(Rows from a figure dataset)
------------------------
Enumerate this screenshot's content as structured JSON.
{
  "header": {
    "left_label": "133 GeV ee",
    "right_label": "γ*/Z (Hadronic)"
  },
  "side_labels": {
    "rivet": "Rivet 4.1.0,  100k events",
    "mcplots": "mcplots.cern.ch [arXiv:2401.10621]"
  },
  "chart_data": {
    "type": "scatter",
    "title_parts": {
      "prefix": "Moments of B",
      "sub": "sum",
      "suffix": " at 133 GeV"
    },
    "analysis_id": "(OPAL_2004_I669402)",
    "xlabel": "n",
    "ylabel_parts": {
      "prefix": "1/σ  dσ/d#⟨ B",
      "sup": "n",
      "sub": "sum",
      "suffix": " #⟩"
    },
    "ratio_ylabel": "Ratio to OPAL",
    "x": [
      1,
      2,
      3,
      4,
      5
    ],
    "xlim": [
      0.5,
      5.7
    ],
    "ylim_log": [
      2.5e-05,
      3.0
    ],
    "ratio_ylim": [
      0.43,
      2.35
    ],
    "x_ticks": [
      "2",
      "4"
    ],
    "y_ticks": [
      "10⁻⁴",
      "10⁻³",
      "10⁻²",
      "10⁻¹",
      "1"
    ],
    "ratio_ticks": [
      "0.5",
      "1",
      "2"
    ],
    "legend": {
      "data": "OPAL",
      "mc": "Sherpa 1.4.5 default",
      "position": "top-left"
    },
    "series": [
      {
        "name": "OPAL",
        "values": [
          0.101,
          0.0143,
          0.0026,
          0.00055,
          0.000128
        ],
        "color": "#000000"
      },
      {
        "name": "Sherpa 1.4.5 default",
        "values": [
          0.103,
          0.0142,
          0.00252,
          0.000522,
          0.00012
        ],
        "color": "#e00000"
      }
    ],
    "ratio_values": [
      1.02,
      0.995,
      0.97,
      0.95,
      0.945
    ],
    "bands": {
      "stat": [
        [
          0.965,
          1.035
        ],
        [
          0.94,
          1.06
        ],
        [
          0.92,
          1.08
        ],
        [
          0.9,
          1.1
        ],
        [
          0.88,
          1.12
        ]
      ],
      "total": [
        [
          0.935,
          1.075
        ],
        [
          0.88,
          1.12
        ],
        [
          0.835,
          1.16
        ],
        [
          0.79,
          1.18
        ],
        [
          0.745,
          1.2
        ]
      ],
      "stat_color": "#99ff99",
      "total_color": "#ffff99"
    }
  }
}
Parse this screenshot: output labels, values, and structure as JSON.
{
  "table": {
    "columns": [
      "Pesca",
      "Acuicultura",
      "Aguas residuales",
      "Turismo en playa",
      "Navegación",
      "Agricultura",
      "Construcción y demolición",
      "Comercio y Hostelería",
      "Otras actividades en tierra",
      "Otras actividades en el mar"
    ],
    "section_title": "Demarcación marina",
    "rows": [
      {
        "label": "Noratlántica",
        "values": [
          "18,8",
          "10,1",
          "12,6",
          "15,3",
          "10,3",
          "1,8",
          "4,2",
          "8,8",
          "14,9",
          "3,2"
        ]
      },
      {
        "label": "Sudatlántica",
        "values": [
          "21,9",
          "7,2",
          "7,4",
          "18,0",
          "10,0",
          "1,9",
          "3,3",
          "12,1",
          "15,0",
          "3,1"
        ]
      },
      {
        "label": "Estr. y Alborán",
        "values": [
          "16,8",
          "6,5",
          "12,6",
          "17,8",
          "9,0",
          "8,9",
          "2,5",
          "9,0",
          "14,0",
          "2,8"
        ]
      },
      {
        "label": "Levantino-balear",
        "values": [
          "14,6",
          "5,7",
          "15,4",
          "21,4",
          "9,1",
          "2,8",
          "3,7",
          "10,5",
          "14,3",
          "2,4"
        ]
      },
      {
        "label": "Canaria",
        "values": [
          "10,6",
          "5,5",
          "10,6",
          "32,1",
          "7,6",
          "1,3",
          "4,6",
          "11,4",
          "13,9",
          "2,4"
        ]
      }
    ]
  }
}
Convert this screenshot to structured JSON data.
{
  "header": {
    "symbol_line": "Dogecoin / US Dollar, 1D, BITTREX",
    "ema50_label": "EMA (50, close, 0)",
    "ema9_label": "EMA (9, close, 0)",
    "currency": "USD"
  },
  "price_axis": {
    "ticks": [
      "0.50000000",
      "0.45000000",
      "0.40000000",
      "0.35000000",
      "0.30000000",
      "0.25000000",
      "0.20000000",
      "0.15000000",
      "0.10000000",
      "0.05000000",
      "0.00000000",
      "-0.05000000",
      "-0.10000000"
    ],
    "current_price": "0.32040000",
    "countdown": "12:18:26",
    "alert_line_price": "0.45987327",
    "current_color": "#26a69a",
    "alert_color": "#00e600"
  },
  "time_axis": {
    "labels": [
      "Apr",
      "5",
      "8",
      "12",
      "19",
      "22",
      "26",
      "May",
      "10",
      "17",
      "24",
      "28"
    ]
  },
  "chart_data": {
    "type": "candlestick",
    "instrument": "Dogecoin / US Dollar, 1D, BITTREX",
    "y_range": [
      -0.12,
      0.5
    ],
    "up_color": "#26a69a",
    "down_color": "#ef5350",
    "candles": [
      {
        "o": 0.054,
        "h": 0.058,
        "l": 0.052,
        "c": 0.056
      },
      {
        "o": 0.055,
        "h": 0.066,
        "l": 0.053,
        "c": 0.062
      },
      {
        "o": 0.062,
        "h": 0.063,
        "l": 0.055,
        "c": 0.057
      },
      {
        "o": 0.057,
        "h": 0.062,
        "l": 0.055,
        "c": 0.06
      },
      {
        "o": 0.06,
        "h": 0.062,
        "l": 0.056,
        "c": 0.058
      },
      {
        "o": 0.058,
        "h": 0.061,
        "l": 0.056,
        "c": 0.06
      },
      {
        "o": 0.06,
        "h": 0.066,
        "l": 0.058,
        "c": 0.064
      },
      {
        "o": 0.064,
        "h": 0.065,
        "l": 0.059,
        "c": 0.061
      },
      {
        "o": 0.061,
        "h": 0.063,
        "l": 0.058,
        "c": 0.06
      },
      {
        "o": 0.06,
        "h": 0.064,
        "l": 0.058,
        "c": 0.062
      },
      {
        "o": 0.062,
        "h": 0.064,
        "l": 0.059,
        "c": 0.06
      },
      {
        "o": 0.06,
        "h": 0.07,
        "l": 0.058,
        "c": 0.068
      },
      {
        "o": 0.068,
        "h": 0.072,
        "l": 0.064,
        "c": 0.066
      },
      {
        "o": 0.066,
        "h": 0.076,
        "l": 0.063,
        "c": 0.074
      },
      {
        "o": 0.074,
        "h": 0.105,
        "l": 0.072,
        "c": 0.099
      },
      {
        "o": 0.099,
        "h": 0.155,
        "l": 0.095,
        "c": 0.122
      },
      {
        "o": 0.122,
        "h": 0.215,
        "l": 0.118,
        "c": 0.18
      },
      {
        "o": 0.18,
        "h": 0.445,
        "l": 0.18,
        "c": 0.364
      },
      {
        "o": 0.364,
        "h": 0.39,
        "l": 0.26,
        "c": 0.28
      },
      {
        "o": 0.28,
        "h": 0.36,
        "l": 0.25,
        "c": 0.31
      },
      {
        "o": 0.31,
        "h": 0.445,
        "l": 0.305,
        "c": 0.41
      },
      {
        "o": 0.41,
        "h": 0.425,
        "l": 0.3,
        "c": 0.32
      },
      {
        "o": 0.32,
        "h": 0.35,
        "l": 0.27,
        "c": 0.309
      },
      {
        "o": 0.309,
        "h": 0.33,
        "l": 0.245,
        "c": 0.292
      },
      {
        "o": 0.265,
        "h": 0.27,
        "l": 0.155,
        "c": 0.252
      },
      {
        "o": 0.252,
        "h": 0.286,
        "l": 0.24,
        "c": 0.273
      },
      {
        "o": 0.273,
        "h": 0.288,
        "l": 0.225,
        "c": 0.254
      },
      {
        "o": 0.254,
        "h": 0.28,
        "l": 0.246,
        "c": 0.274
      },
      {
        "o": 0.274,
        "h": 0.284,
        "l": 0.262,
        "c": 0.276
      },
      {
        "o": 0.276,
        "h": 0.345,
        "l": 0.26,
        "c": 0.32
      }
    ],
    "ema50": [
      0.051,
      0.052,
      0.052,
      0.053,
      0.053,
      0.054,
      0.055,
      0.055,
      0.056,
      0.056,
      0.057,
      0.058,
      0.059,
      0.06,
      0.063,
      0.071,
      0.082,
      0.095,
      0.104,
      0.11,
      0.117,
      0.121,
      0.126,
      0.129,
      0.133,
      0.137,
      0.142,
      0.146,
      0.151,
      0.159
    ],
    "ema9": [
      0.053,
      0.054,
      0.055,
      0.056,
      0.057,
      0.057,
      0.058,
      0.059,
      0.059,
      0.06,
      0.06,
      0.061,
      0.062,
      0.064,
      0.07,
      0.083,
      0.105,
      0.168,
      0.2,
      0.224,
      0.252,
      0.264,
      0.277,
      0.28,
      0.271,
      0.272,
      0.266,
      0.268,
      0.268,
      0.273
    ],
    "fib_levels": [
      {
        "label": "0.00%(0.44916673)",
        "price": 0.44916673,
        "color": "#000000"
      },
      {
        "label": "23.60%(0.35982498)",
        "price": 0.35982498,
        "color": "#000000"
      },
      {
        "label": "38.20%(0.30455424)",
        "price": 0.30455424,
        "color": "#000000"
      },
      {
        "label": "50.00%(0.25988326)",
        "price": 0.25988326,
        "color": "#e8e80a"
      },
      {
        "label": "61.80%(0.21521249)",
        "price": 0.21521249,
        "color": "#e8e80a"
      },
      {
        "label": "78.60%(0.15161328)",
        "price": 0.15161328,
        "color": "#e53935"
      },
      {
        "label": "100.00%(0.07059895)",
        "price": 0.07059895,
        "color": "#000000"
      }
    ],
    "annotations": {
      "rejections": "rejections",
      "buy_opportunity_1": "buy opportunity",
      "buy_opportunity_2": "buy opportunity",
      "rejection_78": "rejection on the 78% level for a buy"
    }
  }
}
------------------------
→ **What is expected**
Above are the records. Copy every line in them holding "default".

→ **Result of the task**
      "mc": "Sherpa 1.4.5 default",
        "name": "Sherpa 1.4.5 default",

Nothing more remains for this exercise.